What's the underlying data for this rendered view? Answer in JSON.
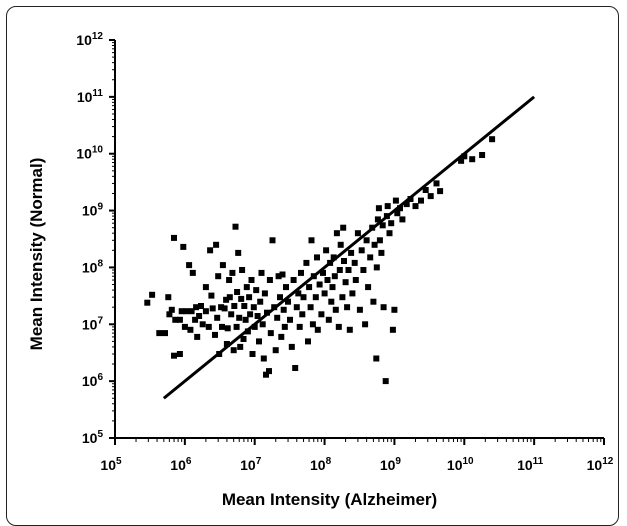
{
  "chart_data": {
    "type": "scatter",
    "title": "",
    "xlabel": "Mean Intensity (Alzheimer)",
    "ylabel": "Mean Intensity (Normal)",
    "x_scale": "log",
    "y_scale": "log",
    "xlim": [
      100000,
      1000000000000
    ],
    "ylim": [
      100000,
      1000000000000
    ],
    "x_tick_labels": [
      {
        "base": "10",
        "exp": "5"
      },
      {
        "base": "10",
        "exp": "6"
      },
      {
        "base": "10",
        "exp": "7"
      },
      {
        "base": "10",
        "exp": "8"
      },
      {
        "base": "10",
        "exp": "9"
      },
      {
        "base": "10",
        "exp": "10"
      },
      {
        "base": "10",
        "exp": "11"
      },
      {
        "base": "10",
        "exp": "12"
      }
    ],
    "y_tick_labels": [
      {
        "base": "10",
        "exp": "5"
      },
      {
        "base": "10",
        "exp": "6"
      },
      {
        "base": "10",
        "exp": "7"
      },
      {
        "base": "10",
        "exp": "8"
      },
      {
        "base": "10",
        "exp": "9"
      },
      {
        "base": "10",
        "exp": "10"
      },
      {
        "base": "10",
        "exp": "11"
      },
      {
        "base": "10",
        "exp": "12"
      }
    ],
    "grid": false,
    "marker": "square",
    "marker_color": "#000000",
    "line_color": "#000000",
    "series": [
      {
        "type": "scatter",
        "points": [
          [
            290000,
            24000000
          ],
          [
            340000,
            33000000
          ],
          [
            430000,
            7000000
          ],
          [
            520000,
            7000000
          ],
          [
            580000,
            30000000
          ],
          [
            600000,
            15000000
          ],
          [
            650000,
            18000000
          ],
          [
            700000,
            2800000
          ],
          [
            730000,
            12000000
          ],
          [
            700000,
            330000000
          ],
          [
            850000,
            3000000
          ],
          [
            850000,
            12000000
          ],
          [
            900000,
            17000000
          ],
          [
            950000,
            230000000
          ],
          [
            1000000,
            9000000
          ],
          [
            1050000,
            17000000
          ],
          [
            1150000,
            110000000
          ],
          [
            1200000,
            8000000
          ],
          [
            1250000,
            17000000
          ],
          [
            1300000,
            80000000
          ],
          [
            1400000,
            12000000
          ],
          [
            1450000,
            20000000
          ],
          [
            1500000,
            6000000
          ],
          [
            1600000,
            14000000
          ],
          [
            1700000,
            21000000
          ],
          [
            1800000,
            10000000
          ],
          [
            2000000,
            45000000
          ],
          [
            2000000,
            17000000
          ],
          [
            2200000,
            9000000
          ],
          [
            2300000,
            200000000
          ],
          [
            2400000,
            32000000
          ],
          [
            2500000,
            19000000
          ],
          [
            2700000,
            6500000
          ],
          [
            2800000,
            250000000
          ],
          [
            2900000,
            13000000
          ],
          [
            3000000,
            70000000
          ],
          [
            3100000,
            3000000
          ],
          [
            3300000,
            20000000
          ],
          [
            3400000,
            9000000
          ],
          [
            3500000,
            110000000
          ],
          [
            3700000,
            19000000
          ],
          [
            3900000,
            27000000
          ],
          [
            4000000,
            4500000
          ],
          [
            4100000,
            8500000
          ],
          [
            4300000,
            60000000
          ],
          [
            4400000,
            30000000
          ],
          [
            4600000,
            15000000
          ],
          [
            4800000,
            80000000
          ],
          [
            5000000,
            3500000
          ],
          [
            5100000,
            21000000
          ],
          [
            5300000,
            520000000
          ],
          [
            5500000,
            9000000
          ],
          [
            5600000,
            37000000
          ],
          [
            5800000,
            180000000
          ],
          [
            6000000,
            13000000
          ],
          [
            6200000,
            4000000
          ],
          [
            6400000,
            28000000
          ],
          [
            6600000,
            90000000
          ],
          [
            6900000,
            5500000
          ],
          [
            7100000,
            21000000
          ],
          [
            7400000,
            12000000
          ],
          [
            7700000,
            45000000
          ],
          [
            8000000,
            7500000
          ],
          [
            8300000,
            30000000
          ],
          [
            8600000,
            15000000
          ],
          [
            9000000,
            60000000
          ],
          [
            9300000,
            3000000
          ],
          [
            9700000,
            20000000
          ],
          [
            10000000,
            9000000
          ],
          [
            10500000,
            40000000
          ],
          [
            11000000,
            14000000
          ],
          [
            11500000,
            5000000
          ],
          [
            12000000,
            25000000
          ],
          [
            12500000,
            80000000
          ],
          [
            13000000,
            10000000
          ],
          [
            13500000,
            2500000
          ],
          [
            14000000,
            35000000
          ],
          [
            14500000,
            1300000
          ],
          [
            15000000,
            16000000
          ],
          [
            16000000,
            1500000
          ],
          [
            16500000,
            60000000
          ],
          [
            17000000,
            7000000
          ],
          [
            18000000,
            300000000
          ],
          [
            19000000,
            20000000
          ],
          [
            20000000,
            3500000
          ],
          [
            21000000,
            13000000
          ],
          [
            22000000,
            70000000
          ],
          [
            23000000,
            30000000
          ],
          [
            24000000,
            6000000
          ],
          [
            25000000,
            75000000
          ],
          [
            26000000,
            18000000
          ],
          [
            27000000,
            9000000
          ],
          [
            28000000,
            45000000
          ],
          [
            30000000,
            25000000
          ],
          [
            32000000,
            12000000
          ],
          [
            34000000,
            4000000
          ],
          [
            36000000,
            60000000
          ],
          [
            38000000,
            1700000
          ],
          [
            40000000,
            20000000
          ],
          [
            42000000,
            35000000
          ],
          [
            44000000,
            9000000
          ],
          [
            46000000,
            80000000
          ],
          [
            48000000,
            15000000
          ],
          [
            50000000,
            30000000
          ],
          [
            55000000,
            120000000
          ],
          [
            58000000,
            5000000
          ],
          [
            60000000,
            45000000
          ],
          [
            63000000,
            20000000
          ],
          [
            65000000,
            300000000
          ],
          [
            68000000,
            10000000
          ],
          [
            70000000,
            70000000
          ],
          [
            75000000,
            30000000
          ],
          [
            78000000,
            150000000
          ],
          [
            80000000,
            8000000
          ],
          [
            85000000,
            50000000
          ],
          [
            90000000,
            15000000
          ],
          [
            95000000,
            80000000
          ],
          [
            100000000,
            35000000
          ],
          [
            105000000,
            200000000
          ],
          [
            110000000,
            60000000
          ],
          [
            115000000,
            12000000
          ],
          [
            120000000,
            120000000
          ],
          [
            125000000,
            25000000
          ],
          [
            130000000,
            45000000
          ],
          [
            135000000,
            150000000
          ],
          [
            140000000,
            70000000
          ],
          [
            145000000,
            18000000
          ],
          [
            150000000,
            400000000
          ],
          [
            160000000,
            9000000
          ],
          [
            165000000,
            90000000
          ],
          [
            170000000,
            250000000
          ],
          [
            180000000,
            30000000
          ],
          [
            185000000,
            500000000
          ],
          [
            190000000,
            130000000
          ],
          [
            200000000,
            55000000
          ],
          [
            210000000,
            20000000
          ],
          [
            220000000,
            90000000
          ],
          [
            230000000,
            8000000
          ],
          [
            240000000,
            180000000
          ],
          [
            250000000,
            35000000
          ],
          [
            270000000,
            120000000
          ],
          [
            280000000,
            60000000
          ],
          [
            300000000,
            400000000
          ],
          [
            320000000,
            18000000
          ],
          [
            340000000,
            200000000
          ],
          [
            360000000,
            90000000
          ],
          [
            380000000,
            10000000
          ],
          [
            400000000,
            300000000
          ],
          [
            420000000,
            45000000
          ],
          [
            450000000,
            150000000
          ],
          [
            480000000,
            500000000
          ],
          [
            500000000,
            25000000
          ],
          [
            520000000,
            250000000
          ],
          [
            550000000,
            2500000
          ],
          [
            560000000,
            100000000
          ],
          [
            580000000,
            700000000
          ],
          [
            600000000,
            1100000000
          ],
          [
            620000000,
            300000000
          ],
          [
            650000000,
            180000000
          ],
          [
            680000000,
            550000000
          ],
          [
            700000000,
            20000000
          ],
          [
            750000000,
            1000000
          ],
          [
            780000000,
            800000000
          ],
          [
            800000000,
            1200000000
          ],
          [
            850000000,
            400000000
          ],
          [
            900000000,
            600000000
          ],
          [
            950000000,
            8000000
          ],
          [
            1000000000,
            18000000
          ],
          [
            1050000000,
            1500000000
          ],
          [
            1100000000,
            900000000
          ],
          [
            1200000000,
            1100000000
          ],
          [
            1300000000,
            700000000
          ],
          [
            1500000000,
            1300000000
          ],
          [
            1700000000,
            1600000000
          ],
          [
            2000000000,
            1200000000
          ],
          [
            2400000000,
            1500000000
          ],
          [
            2800000000,
            2300000000
          ],
          [
            3300000000,
            1800000000
          ],
          [
            4000000000,
            3000000000
          ],
          [
            4500000000,
            2200000000
          ],
          [
            9000000000,
            7500000000
          ],
          [
            10000000000,
            9000000000
          ],
          [
            13000000000,
            8000000000
          ],
          [
            18000000000,
            9500000000
          ],
          [
            25000000000,
            18000000000
          ]
        ]
      },
      {
        "type": "line",
        "points": [
          [
            500000,
            500000
          ],
          [
            100000000000,
            100000000000
          ]
        ]
      }
    ]
  }
}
= = = = =
**Your objective**
Determine how many lines of the listing hold the word "Intensity" and reply with that figure alone.

**The reply**
2